Input rows:

════════

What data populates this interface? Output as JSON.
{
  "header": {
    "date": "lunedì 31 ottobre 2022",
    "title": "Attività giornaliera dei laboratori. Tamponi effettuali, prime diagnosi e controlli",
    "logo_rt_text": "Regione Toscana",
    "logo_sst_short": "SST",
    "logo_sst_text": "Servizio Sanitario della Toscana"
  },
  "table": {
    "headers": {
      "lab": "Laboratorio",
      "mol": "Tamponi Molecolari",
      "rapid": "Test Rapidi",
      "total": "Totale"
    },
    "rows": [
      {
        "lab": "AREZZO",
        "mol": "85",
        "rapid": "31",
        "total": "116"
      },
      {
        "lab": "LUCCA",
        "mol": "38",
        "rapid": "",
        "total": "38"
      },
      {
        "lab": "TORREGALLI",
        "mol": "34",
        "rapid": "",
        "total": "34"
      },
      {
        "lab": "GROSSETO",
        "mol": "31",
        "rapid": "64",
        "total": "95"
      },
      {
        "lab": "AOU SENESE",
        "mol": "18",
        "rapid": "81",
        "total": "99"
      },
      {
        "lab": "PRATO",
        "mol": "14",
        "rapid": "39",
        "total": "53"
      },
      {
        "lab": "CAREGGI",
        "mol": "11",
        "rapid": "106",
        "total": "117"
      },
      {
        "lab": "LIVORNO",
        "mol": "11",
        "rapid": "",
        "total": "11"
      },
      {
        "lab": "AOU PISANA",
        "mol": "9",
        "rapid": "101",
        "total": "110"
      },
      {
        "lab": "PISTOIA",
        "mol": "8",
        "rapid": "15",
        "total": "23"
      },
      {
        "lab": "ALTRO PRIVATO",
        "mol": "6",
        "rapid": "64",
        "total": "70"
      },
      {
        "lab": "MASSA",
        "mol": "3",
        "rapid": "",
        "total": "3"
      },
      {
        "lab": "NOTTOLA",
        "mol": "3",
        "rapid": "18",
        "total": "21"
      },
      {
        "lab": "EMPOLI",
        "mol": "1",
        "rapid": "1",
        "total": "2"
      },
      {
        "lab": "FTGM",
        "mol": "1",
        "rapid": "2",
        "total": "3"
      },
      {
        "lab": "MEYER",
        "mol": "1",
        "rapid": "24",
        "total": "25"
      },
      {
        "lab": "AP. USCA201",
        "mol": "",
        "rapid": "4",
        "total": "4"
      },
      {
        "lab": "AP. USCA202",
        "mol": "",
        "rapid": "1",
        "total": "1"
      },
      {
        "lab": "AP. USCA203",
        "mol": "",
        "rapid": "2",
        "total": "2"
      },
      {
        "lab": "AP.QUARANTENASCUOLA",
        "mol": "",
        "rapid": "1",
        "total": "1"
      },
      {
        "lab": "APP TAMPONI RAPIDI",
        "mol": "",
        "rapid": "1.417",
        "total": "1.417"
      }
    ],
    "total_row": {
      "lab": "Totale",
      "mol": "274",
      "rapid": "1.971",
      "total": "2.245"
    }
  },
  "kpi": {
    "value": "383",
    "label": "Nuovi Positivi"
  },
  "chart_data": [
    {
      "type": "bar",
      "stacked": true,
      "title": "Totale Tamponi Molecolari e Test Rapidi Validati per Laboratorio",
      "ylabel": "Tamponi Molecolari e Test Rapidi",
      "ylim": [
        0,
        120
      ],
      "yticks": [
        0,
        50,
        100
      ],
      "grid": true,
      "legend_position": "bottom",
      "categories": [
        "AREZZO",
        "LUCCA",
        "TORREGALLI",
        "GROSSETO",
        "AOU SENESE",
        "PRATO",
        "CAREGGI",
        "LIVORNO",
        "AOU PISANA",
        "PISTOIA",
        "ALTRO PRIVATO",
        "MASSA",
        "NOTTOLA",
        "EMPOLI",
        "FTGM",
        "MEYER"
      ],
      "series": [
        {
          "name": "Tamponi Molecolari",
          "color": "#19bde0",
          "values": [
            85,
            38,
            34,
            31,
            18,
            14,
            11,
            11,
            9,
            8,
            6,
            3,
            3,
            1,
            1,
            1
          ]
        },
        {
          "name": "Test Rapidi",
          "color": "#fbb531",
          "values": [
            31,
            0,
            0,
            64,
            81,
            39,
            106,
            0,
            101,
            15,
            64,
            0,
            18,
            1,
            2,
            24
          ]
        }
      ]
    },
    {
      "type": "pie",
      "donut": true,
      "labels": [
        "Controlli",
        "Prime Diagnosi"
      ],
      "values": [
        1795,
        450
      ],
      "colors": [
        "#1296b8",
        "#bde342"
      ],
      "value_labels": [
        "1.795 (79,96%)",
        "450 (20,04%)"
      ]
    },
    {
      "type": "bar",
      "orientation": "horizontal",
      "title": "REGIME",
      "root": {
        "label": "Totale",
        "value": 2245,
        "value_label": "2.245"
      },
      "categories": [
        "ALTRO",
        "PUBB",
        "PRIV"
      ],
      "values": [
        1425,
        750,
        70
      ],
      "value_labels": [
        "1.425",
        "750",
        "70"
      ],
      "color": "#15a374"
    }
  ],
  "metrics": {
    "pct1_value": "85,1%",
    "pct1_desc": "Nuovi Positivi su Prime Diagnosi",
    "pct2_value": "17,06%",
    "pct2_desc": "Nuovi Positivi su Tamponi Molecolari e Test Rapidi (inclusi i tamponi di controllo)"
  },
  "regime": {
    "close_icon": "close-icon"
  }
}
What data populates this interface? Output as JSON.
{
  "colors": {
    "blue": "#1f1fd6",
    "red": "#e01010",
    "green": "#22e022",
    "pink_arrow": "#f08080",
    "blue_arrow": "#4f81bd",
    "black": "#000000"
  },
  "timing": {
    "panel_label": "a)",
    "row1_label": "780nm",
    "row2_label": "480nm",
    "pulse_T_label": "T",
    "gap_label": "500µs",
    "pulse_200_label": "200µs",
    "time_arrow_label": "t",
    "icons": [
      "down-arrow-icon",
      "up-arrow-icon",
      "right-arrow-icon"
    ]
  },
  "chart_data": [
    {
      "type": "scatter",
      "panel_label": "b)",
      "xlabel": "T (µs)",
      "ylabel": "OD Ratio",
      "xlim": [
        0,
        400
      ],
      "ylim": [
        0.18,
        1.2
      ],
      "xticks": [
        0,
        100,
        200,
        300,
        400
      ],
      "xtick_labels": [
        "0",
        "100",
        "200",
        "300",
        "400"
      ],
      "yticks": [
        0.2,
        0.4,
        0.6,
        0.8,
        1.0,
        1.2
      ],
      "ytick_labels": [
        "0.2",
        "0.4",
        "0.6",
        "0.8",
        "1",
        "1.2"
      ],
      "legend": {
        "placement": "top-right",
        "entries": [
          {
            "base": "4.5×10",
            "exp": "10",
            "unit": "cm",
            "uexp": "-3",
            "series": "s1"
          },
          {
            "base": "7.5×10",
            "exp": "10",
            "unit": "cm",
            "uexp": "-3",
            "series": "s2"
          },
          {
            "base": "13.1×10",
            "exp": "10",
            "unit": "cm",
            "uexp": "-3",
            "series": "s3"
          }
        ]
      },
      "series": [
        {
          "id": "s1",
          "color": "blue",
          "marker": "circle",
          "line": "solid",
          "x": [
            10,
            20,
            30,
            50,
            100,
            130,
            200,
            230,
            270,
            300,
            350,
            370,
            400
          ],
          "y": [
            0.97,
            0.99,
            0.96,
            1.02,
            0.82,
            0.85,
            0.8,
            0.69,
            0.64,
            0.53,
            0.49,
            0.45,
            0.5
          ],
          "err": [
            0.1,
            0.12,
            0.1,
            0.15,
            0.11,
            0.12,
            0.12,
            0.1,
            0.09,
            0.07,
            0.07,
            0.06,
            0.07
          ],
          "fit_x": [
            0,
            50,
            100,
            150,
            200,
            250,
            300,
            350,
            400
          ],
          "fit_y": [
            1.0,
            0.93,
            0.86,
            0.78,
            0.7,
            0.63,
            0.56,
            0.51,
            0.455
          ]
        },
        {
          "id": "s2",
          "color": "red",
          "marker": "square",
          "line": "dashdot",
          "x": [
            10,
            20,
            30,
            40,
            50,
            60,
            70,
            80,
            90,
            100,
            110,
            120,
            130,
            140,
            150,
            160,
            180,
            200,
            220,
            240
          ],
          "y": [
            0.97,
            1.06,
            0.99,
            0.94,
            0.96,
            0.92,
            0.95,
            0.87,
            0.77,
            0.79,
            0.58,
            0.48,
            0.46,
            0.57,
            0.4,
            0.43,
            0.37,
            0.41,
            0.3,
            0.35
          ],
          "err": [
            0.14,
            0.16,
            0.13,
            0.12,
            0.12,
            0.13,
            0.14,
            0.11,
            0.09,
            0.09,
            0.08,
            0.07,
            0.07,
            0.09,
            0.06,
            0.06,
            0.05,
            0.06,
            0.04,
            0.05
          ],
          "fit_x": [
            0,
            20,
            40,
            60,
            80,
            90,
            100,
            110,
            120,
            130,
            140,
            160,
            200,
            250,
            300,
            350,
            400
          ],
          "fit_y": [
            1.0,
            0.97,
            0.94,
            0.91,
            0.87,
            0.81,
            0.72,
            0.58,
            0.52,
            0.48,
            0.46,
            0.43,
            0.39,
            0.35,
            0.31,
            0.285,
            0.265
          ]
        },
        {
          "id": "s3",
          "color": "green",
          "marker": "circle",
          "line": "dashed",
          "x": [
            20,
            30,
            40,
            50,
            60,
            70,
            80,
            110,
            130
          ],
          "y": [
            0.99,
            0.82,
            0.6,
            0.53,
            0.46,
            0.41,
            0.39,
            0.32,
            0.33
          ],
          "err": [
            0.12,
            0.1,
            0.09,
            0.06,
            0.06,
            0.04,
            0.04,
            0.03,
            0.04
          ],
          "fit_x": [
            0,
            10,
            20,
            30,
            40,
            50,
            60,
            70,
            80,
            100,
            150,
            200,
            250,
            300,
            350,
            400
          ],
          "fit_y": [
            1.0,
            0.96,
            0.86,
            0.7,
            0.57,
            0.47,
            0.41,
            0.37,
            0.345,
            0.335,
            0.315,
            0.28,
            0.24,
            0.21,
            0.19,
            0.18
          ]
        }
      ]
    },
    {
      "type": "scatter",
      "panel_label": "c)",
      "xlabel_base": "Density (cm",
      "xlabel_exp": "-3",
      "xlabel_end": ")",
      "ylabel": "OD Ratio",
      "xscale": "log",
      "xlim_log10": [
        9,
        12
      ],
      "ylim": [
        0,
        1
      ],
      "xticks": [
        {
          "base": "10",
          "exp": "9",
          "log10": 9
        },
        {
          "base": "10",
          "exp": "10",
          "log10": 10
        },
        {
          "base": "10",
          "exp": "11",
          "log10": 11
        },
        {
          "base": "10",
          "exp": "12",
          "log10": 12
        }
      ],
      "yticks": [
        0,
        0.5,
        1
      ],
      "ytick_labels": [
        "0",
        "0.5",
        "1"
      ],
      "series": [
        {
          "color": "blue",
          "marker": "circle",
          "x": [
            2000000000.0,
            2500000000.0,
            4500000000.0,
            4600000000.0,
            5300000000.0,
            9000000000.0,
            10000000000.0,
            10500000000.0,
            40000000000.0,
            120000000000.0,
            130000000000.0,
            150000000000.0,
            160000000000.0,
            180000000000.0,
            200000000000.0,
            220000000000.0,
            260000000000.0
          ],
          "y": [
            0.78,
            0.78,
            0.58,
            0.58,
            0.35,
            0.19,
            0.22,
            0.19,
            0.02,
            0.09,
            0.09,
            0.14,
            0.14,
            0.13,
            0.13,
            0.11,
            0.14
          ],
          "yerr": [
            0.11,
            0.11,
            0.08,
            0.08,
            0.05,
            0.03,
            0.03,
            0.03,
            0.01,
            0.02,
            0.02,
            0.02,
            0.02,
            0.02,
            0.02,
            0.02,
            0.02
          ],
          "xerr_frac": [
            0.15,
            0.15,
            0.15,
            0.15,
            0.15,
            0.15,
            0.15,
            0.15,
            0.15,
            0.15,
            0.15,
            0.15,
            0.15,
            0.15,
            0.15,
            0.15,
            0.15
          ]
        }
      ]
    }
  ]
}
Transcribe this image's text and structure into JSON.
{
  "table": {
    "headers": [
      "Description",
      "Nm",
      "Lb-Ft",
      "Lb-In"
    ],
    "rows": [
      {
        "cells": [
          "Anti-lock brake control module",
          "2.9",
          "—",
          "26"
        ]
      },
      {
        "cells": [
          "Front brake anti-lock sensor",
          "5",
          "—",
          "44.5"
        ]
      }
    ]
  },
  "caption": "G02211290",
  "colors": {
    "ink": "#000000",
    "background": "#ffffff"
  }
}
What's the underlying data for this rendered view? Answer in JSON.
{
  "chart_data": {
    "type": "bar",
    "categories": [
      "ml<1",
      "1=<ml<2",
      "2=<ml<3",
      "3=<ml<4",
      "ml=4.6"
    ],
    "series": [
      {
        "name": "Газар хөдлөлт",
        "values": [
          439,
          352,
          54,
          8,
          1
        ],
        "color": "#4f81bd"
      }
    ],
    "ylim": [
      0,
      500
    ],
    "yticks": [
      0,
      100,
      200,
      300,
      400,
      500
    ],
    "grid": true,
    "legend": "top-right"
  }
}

════════

Set problem:
Copy out each line in the preceding records that contains "lock".

Expected output:
          "Anti-lock brake control module",
          "Front brake anti-lock sensor",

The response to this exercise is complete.